Si evidenzia, inoltre, che le imprese più grandi sono quelle che presentano una maggiore propensione ad investire, sono l’83% rispetto al 75% di quelle più piccole, ma è interessante notare che queste ultime evidenziano una maggiore intensità dell’investimento (15% del fatturato).
A livello territoriale, oltre l’80% delle imprese del Nord hanno dichiarato di aver effettuato investimenti nell’ultimo triennio, mentre nel Centro Sud la percentuale si ferma a poco meno del 70%.
“I fattori che influenzano la propensione agli investimenti nelle aziende enoturistiche - secondo Salvio Capasso di SRM - riguardano il miglioramento delle performance aziendali, l'attrattività enoturistica per i viaggiatori e il quadro regolamentare. Nelle imprese di maggiori dimensioni si considera anche la qualità e la diversificazione dell'offerta, insieme all'attenzione alle nuove esigenze dei turisti”.
Per il triennio 2025-2027, il 53% delle aziende enoturistiche dichiara di effettuare nuovi investimenti e la principale voce sarà legata all’ampliamento e alla differenziazione delle attività e dei servizi offerti. I fattori considerati prioritari, per i prossimi cinque anni, sono le attività formative per il personale e, a seguire, le tematiche della sostenibilità (riduzione dei consumi idrici e autoproduzione di energia da fonti rinnovabili).

Dettagli esercizio - Riporta senza modifiche il passo del testo sugli investimenti delle aziende enoturistiche da "Si evidenzia, inoltre, che" a "(15% del fatturato).".

Dati grezzi -
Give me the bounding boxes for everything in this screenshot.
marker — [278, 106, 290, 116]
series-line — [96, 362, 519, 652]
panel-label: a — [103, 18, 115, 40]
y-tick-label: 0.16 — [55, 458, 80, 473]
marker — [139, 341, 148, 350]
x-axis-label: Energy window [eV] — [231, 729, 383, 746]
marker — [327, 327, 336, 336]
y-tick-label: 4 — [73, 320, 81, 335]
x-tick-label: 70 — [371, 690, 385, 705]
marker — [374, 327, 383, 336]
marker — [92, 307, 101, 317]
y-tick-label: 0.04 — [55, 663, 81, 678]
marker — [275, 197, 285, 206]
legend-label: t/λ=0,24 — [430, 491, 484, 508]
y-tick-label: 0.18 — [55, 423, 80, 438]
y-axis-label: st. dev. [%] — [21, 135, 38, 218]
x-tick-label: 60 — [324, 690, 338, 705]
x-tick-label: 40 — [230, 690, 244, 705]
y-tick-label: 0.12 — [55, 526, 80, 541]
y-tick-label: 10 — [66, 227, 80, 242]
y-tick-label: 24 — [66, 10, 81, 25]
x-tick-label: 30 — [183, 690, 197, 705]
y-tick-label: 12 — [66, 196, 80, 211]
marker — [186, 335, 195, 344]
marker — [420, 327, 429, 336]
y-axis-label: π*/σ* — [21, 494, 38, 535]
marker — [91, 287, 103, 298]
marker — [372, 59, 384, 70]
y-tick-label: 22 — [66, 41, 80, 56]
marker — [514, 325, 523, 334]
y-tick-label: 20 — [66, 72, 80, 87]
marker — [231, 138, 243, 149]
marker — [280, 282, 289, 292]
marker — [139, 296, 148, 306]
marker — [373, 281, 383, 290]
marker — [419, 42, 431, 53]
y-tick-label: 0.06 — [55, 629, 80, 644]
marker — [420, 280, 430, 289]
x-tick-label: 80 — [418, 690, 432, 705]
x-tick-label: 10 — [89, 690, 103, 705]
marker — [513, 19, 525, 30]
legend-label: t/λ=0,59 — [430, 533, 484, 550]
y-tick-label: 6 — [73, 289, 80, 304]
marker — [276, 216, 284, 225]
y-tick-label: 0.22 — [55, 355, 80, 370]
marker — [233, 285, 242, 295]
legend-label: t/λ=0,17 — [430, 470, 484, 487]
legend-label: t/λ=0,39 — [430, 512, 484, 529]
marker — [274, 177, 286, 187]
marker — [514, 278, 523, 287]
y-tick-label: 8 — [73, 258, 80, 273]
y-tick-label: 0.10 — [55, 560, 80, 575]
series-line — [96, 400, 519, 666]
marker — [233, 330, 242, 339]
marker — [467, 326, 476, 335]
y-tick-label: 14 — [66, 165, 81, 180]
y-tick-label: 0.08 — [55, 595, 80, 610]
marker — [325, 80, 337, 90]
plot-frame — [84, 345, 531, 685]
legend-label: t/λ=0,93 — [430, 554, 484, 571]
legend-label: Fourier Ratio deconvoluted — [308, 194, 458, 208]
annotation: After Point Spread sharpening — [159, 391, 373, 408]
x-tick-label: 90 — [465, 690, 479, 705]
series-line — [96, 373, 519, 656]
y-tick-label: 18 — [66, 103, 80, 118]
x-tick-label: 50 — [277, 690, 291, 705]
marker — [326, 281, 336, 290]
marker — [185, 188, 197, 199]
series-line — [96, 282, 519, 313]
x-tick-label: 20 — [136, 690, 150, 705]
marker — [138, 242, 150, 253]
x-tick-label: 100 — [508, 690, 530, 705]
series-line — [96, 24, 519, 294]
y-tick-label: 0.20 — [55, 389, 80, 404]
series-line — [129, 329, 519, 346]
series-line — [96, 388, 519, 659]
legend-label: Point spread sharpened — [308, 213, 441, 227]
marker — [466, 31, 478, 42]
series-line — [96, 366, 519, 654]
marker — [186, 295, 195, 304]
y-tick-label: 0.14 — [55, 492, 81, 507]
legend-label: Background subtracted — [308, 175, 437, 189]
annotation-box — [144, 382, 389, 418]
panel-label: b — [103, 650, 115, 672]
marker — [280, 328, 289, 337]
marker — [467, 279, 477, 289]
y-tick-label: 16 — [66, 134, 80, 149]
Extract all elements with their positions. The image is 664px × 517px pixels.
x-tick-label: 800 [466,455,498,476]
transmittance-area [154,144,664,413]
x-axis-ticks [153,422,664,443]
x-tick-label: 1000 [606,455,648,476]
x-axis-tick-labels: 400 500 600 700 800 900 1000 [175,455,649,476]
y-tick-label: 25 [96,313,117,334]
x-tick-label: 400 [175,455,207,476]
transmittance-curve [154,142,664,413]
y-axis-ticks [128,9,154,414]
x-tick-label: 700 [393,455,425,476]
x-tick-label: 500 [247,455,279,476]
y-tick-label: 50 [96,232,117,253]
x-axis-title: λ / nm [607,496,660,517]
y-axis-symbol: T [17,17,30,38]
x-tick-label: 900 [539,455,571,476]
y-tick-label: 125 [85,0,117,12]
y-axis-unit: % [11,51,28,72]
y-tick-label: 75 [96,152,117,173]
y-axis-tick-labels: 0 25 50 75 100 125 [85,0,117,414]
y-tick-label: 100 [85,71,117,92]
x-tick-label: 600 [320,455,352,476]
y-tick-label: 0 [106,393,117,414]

Soluzione scritta -
Si evidenzia, inoltre, che le imprese più grandi sono quelle che presentano una maggiore propensione ad investire, sono l’83% rispetto al 75% di quelle più piccole, ma è interessante notare che queste ultime evidenziano una maggiore intensità dell’investimento (15% del fatturato).